REQUEST:
Copy the data that follows exactly. Include no pictures.

THE INPUT:
····················

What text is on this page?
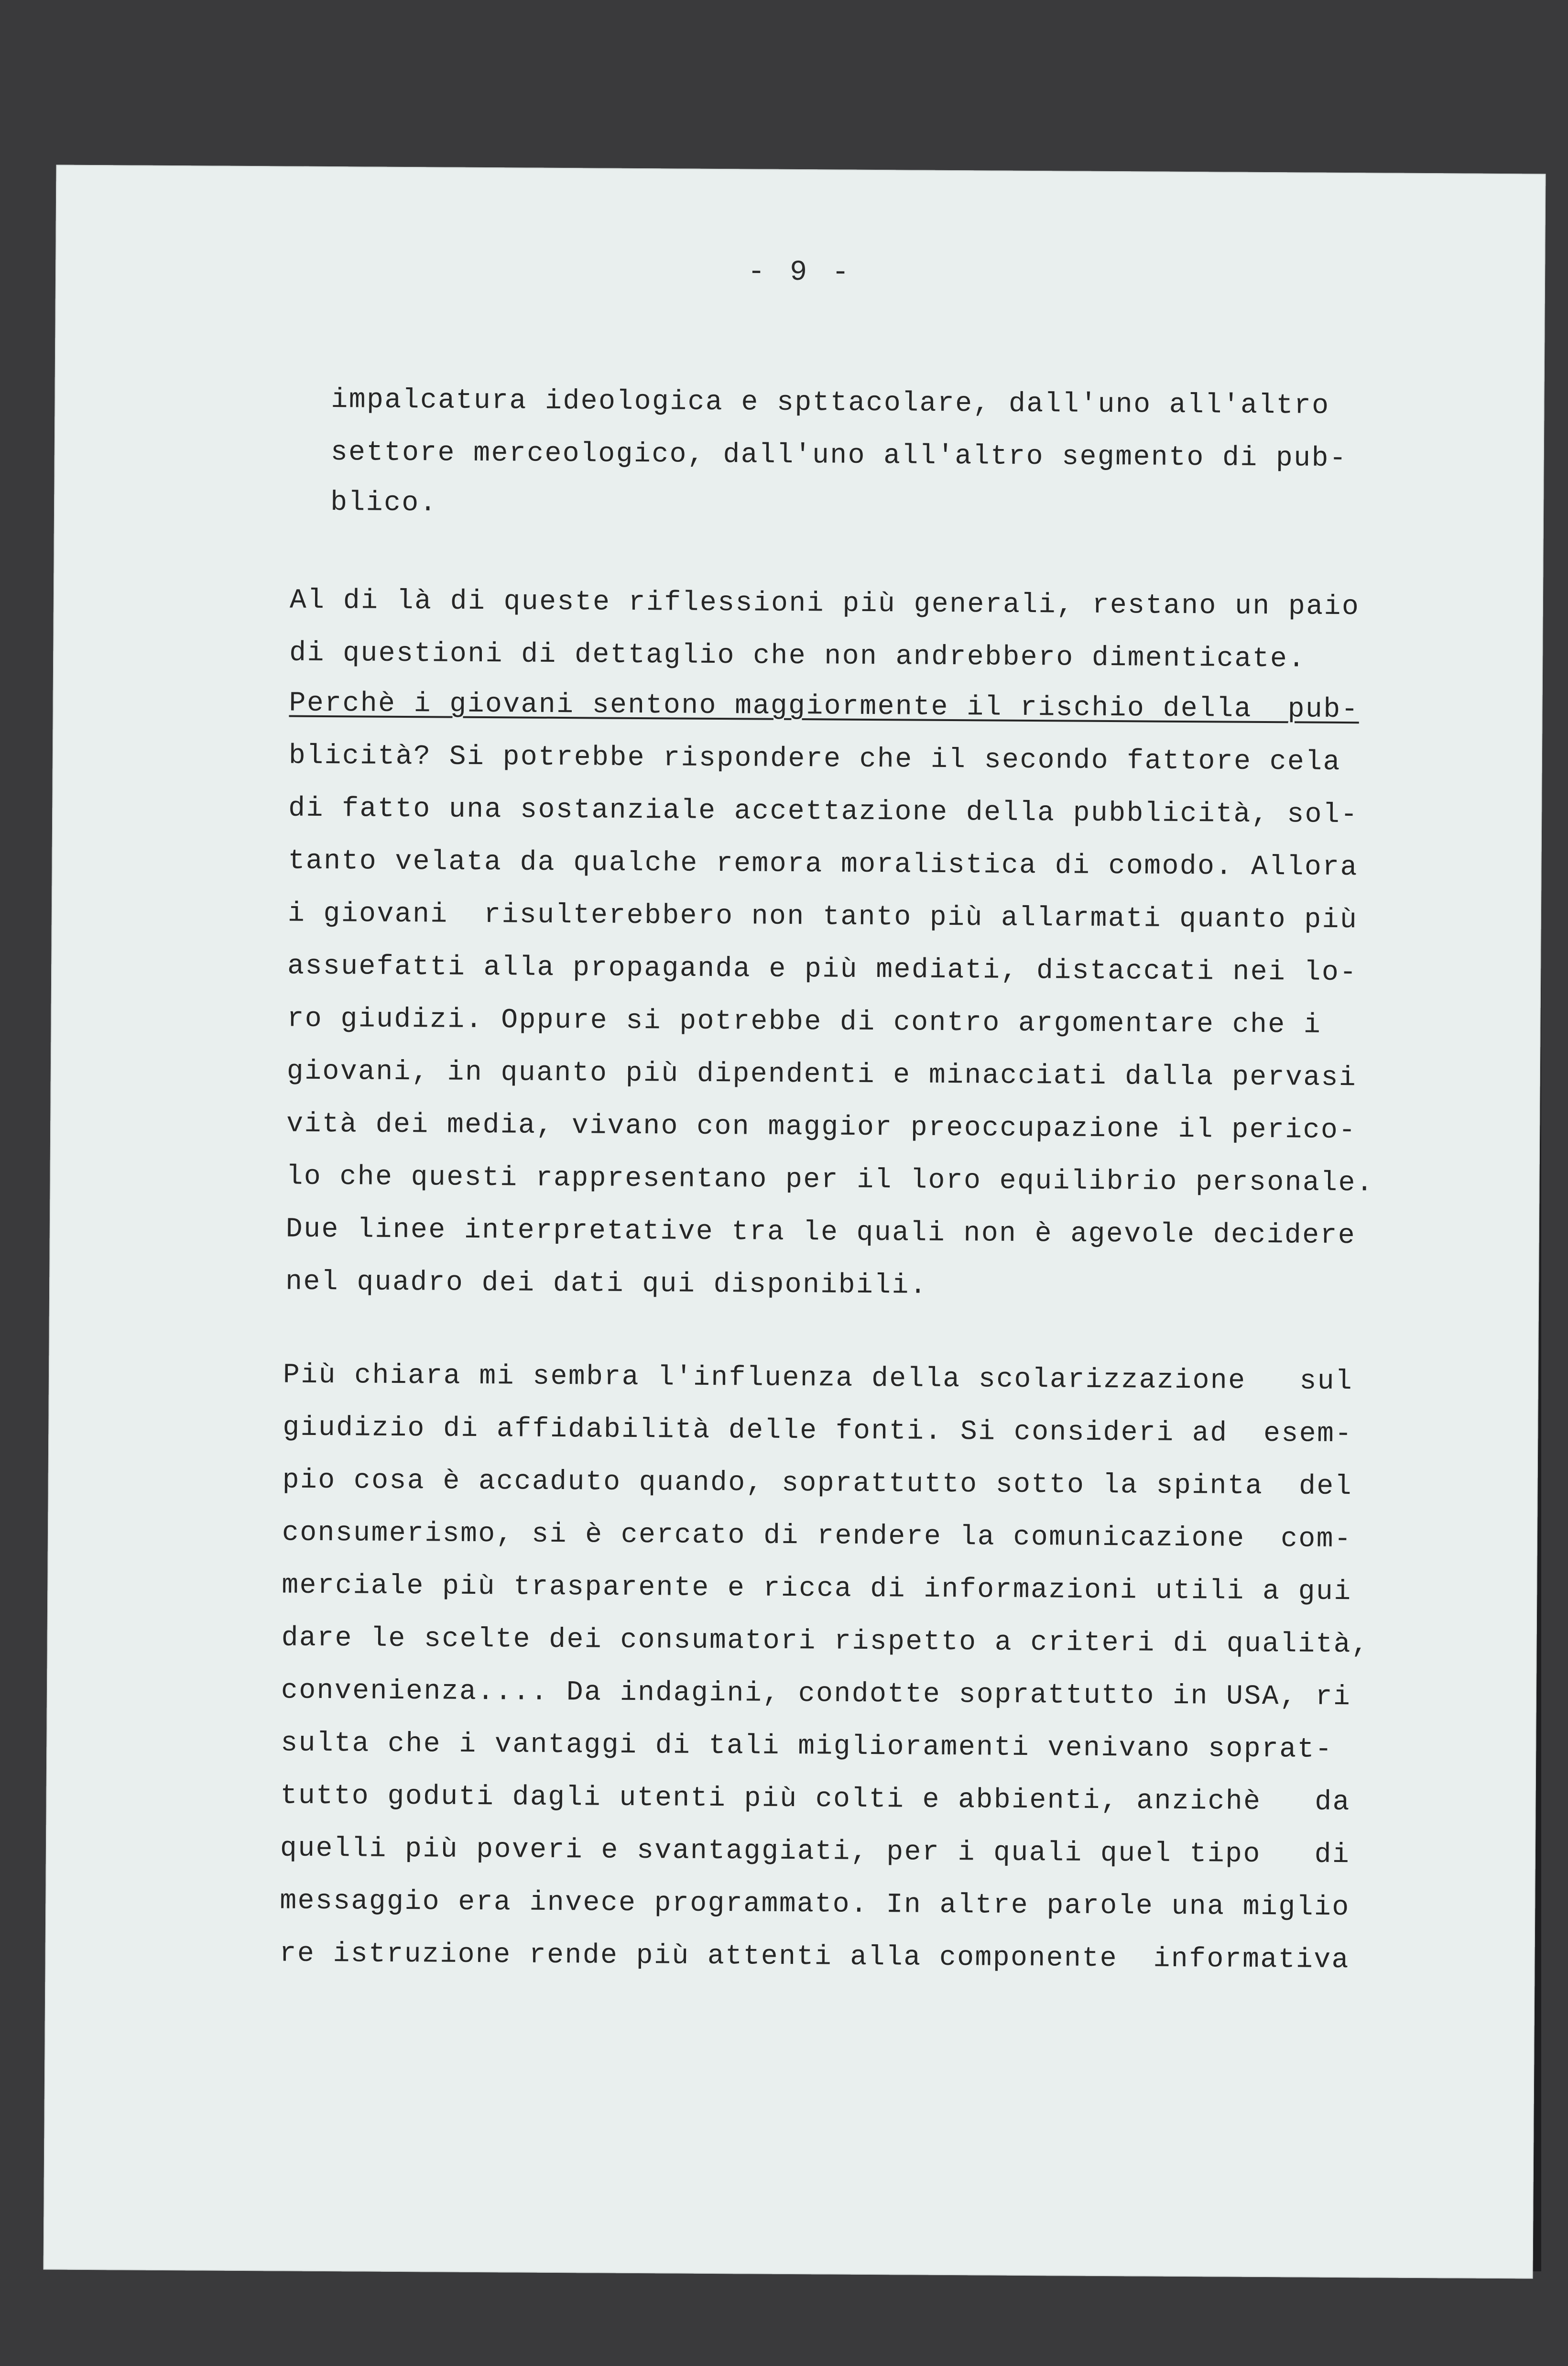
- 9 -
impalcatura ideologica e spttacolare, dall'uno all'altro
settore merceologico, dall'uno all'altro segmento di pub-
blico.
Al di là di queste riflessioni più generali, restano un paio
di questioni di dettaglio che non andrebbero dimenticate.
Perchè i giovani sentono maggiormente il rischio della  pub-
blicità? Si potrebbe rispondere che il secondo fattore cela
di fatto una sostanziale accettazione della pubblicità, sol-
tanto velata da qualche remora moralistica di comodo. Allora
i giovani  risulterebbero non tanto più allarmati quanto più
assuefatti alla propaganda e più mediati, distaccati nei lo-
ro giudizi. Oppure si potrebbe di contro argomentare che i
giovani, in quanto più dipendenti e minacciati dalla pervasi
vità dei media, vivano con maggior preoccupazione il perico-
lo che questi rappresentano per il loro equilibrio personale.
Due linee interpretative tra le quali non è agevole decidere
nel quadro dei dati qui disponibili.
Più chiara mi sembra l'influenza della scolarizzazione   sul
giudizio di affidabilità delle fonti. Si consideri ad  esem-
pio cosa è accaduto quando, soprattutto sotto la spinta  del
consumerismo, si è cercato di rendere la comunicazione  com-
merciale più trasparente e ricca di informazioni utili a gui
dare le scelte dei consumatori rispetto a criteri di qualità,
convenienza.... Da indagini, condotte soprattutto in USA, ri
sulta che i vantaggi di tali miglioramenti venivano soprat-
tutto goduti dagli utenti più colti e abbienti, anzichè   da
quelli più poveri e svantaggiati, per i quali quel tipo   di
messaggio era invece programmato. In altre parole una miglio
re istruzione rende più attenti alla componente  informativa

····················

FULL RESPONSE:
What text is on this page?
- 9 -
impalcatura ideologica e spttacolare, dall'uno all'altro
settore merceologico, dall'uno all'altro segmento di pub-
blico.
Al di là di queste riflessioni più generali, restano un paio
di questioni di dettaglio che non andrebbero dimenticate.
Perchè i giovani sentono maggiormente il rischio della  pub-
blicità? Si potrebbe rispondere che il secondo fattore cela
di fatto una sostanziale accettazione della pubblicità, sol-
tanto velata da qualche remora moralistica di comodo. Allora
i giovani  risulterebbero non tanto più allarmati quanto più
assuefatti alla propaganda e più mediati, distaccati nei lo-
ro giudizi. Oppure si potrebbe di contro argomentare che i
giovani, in quanto più dipendenti e minacciati dalla pervasi
vità dei media, vivano con maggior preoccupazione il perico-
lo che questi rappresentano per il loro equilibrio personale.
Due linee interpretative tra le quali non è agevole decidere
nel quadro dei dati qui disponibili.
Più chiara mi sembra l'influenza della scolarizzazione   sul
giudizio di affidabilità delle fonti. Si consideri ad  esem-
pio cosa è accaduto quando, soprattutto sotto la spinta  del
consumerismo, si è cercato di rendere la comunicazione  com-
merciale più trasparente e ricca di informazioni utili a gui
dare le scelte dei consumatori rispetto a criteri di qualità,
convenienza.... Da indagini, condotte soprattutto in USA, ri
sulta che i vantaggi di tali miglioramenti venivano soprat-
tutto goduti dagli utenti più colti e abbienti, anzichè   da
quelli più poveri e svantaggiati, per i quali quel tipo   di
messaggio era invece programmato. In altre parole una miglio
re istruzione rende più attenti alla componente  informativa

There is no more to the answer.